Return all lines in the material below that contain "très".
***** THE INPUT *****
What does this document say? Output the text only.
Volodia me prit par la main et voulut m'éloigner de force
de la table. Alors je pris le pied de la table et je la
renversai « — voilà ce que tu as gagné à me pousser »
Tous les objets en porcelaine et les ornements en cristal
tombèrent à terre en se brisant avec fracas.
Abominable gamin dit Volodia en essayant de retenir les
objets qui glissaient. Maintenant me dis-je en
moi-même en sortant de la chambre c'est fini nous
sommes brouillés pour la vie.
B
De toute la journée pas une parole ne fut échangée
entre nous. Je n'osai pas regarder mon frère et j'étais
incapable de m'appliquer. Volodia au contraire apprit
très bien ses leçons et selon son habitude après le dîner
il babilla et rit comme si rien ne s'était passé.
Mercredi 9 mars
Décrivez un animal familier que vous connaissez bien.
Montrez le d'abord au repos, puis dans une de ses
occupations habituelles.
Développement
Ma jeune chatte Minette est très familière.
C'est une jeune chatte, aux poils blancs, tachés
*****
***** THE INPUT *****
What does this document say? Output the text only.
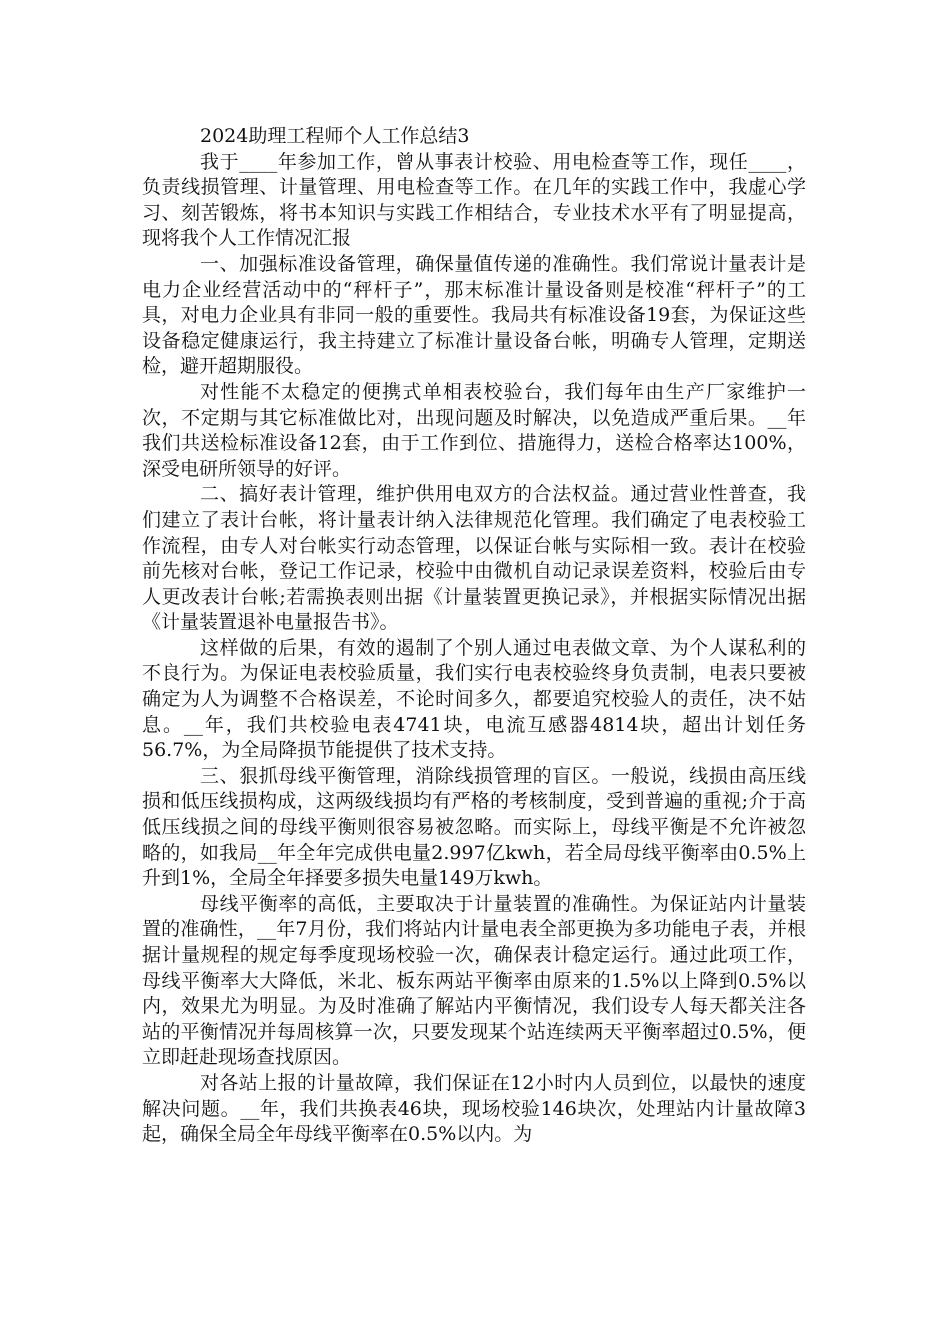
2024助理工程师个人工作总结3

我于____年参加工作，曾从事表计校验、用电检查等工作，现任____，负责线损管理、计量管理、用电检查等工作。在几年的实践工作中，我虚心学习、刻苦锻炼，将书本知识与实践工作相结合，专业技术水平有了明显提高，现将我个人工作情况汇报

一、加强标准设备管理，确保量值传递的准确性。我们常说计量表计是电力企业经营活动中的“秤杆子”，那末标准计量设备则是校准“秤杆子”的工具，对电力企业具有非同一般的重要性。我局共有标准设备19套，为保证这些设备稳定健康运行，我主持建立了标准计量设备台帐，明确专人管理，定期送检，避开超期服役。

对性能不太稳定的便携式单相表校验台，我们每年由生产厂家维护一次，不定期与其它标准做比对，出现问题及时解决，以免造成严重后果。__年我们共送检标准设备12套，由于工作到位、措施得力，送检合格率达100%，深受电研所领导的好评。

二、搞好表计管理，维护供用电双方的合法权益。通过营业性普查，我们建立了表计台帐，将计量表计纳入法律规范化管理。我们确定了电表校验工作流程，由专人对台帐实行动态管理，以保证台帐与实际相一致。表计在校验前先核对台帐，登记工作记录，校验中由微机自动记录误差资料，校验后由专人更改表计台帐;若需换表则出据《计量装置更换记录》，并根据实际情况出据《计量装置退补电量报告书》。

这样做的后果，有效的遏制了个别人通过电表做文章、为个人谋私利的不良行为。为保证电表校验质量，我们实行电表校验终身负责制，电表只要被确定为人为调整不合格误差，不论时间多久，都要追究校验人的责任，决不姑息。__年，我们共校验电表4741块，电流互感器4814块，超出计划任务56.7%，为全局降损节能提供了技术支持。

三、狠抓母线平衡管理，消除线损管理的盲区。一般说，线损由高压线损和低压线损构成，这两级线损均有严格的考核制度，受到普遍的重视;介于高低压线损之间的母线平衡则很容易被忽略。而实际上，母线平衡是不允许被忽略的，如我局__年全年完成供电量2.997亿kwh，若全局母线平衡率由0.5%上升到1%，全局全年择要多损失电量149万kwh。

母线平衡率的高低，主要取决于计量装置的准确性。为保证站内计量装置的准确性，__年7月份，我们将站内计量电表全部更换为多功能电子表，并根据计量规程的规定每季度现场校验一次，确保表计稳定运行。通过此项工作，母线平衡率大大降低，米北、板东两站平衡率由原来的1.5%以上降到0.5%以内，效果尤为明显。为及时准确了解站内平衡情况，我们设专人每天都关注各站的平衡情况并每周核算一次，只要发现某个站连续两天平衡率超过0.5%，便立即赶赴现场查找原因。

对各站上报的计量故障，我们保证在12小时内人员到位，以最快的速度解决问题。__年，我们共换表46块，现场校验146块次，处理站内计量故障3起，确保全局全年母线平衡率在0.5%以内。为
*****
WRITTEN ANSWER:
très bien ses leçons et selon son habitude après le dîner
Ma jeune chatte Minette est très familière.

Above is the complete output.